▸ **INPUT DATA**

● ● ● ●

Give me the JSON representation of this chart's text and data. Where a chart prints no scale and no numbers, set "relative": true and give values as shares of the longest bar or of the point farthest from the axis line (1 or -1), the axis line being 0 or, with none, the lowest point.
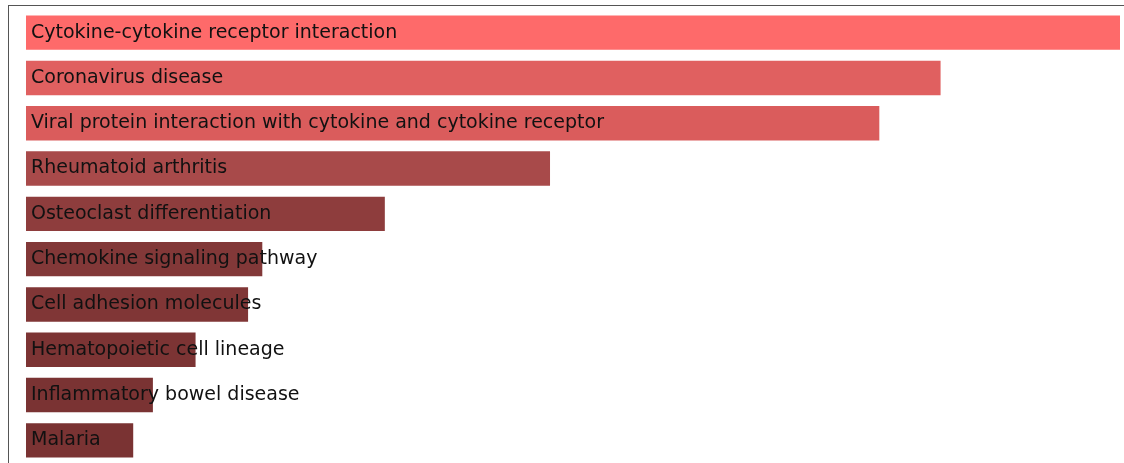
{
  "chart_data": {
    "type": "bar",
    "orientation": "horizontal",
    "relative": true,
    "legend": false,
    "categories": [
      "Cytokine-cytokine receptor interaction",
      "Coronavirus disease",
      "Viral protein interaction with cytokine and cytokine receptor",
      "Rheumatoid arthritis",
      "Osteoclast differentiation",
      "Chemokine signaling pathway",
      "Cell adhesion molecules",
      "Hematopoietic cell lineage",
      "Inflammatory bowel disease",
      "Malaria"
    ],
    "values": [
      1,
      0.836,
      0.78,
      0.479,
      0.328,
      0.216,
      0.203,
      0.155,
      0.116,
      0.098
    ],
    "colors": [
      "#fe6a6a",
      "#e06060",
      "#da5c5c",
      "#a84a4a",
      "#8e3d3d",
      "#823838",
      "#803636",
      "#7c3434",
      "#7a3333",
      "#7a3333"
    ]
  }
}
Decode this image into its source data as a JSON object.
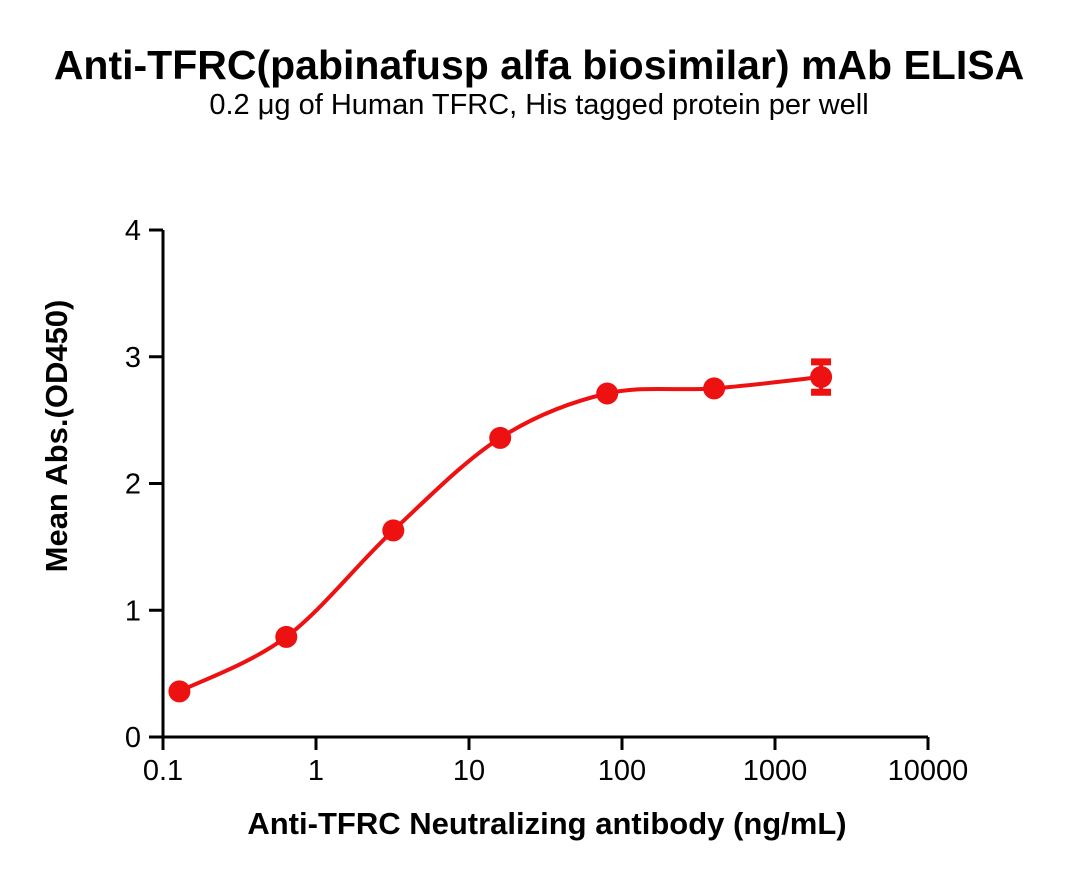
{
  "header": {
    "title": "Anti-TFRC(pabinafusp alfa biosimilar) mAb ELISA",
    "subtitle": "0.2 μg of Human TFRC, His tagged protein per well"
  },
  "chart_data": {
    "type": "scatter",
    "curve": "sigmoidal-fit",
    "x": [
      0.128,
      0.64,
      3.2,
      16,
      80,
      400,
      2000
    ],
    "y": [
      0.36,
      0.79,
      1.63,
      2.36,
      2.71,
      2.75,
      2.84
    ],
    "y_err": [
      0,
      0,
      0,
      0,
      0,
      0,
      0.12
    ],
    "title": "Anti-TFRC(pabinafusp alfa biosimilar) mAb ELISA",
    "subtitle": "0.2 μg of Human TFRC, His tagged protein per well",
    "xlabel": "Anti-TFRC Neutralizing antibody (ng/mL)",
    "ylabel": "Mean Abs.(OD450)",
    "x_scale": "log10",
    "xlim": [
      0.1,
      10000
    ],
    "ylim": [
      0,
      4
    ],
    "x_ticks": [
      0.1,
      1,
      10,
      100,
      1000,
      10000
    ],
    "x_tick_labels": [
      "0.1",
      "1",
      "10",
      "100",
      "1000",
      "10000"
    ],
    "y_ticks": [
      0,
      1,
      2,
      3,
      4
    ],
    "y_tick_labels": [
      "0",
      "1",
      "2",
      "3",
      "4"
    ],
    "grid": false,
    "legend": null,
    "colors": {
      "series": "#ee1111",
      "axis": "#000000",
      "text": "#000000",
      "background": "#ffffff"
    },
    "marker": "filled-circle"
  }
}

● ● ● ●

▸ **DIRECTIONS**
Please output every entry exactly as written, apart from the pictures.

▸ **TASK SOLUTION**
Give me the JSON representation of this chart's text and data. Where a chart prints no scale and no numbers, set "relative": true and give values as shares of the longest bar or of the point farthest from the axis line (1 or -1), the axis line being 0 or, with none, the lowest point.
{
  "chart_data": {
    "type": "bar",
    "orientation": "horizontal",
    "relative": true,
    "legend": false,
    "categories": [
      "Cytokine-cytokine receptor interaction",
      "Coronavirus disease",
      "Viral protein interaction with cytokine and cytokine receptor",
      "Rheumatoid arthritis",
      "Osteoclast differentiation",
      "Chemokine signaling pathway",
      "Cell adhesion molecules",
      "Hematopoietic cell lineage",
      "Inflammatory bowel disease",
      "Malaria"
    ],
    "values": [
      1,
      0.836,
      0.78,
      0.479,
      0.328,
      0.216,
      0.203,
      0.155,
      0.116,
      0.098
    ],
    "colors": [
      "#fe6a6a",
      "#e06060",
      "#da5c5c",
      "#a84a4a",
      "#8e3d3d",
      "#823838",
      "#803636",
      "#7c3434",
      "#7a3333",
      "#7a3333"
    ]
  }
}
Decode this image into its source data as a JSON object.
{
  "header": {
    "title": "Anti-TFRC(pabinafusp alfa biosimilar) mAb ELISA",
    "subtitle": "0.2 μg of Human TFRC, His tagged protein per well"
  },
  "chart_data": {
    "type": "scatter",
    "curve": "sigmoidal-fit",
    "x": [
      0.128,
      0.64,
      3.2,
      16,
      80,
      400,
      2000
    ],
    "y": [
      0.36,
      0.79,
      1.63,
      2.36,
      2.71,
      2.75,
      2.84
    ],
    "y_err": [
      0,
      0,
      0,
      0,
      0,
      0,
      0.12
    ],
    "title": "Anti-TFRC(pabinafusp alfa biosimilar) mAb ELISA",
    "subtitle": "0.2 μg of Human TFRC, His tagged protein per well",
    "xlabel": "Anti-TFRC Neutralizing antibody (ng/mL)",
    "ylabel": "Mean Abs.(OD450)",
    "x_scale": "log10",
    "xlim": [
      0.1,
      10000
    ],
    "ylim": [
      0,
      4
    ],
    "x_ticks": [
      0.1,
      1,
      10,
      100,
      1000,
      10000
    ],
    "x_tick_labels": [
      "0.1",
      "1",
      "10",
      "100",
      "1000",
      "10000"
    ],
    "y_ticks": [
      0,
      1,
      2,
      3,
      4
    ],
    "y_tick_labels": [
      "0",
      "1",
      "2",
      "3",
      "4"
    ],
    "grid": false,
    "legend": null,
    "colors": {
      "series": "#ee1111",
      "axis": "#000000",
      "text": "#000000",
      "background": "#ffffff"
    },
    "marker": "filled-circle"
  }
}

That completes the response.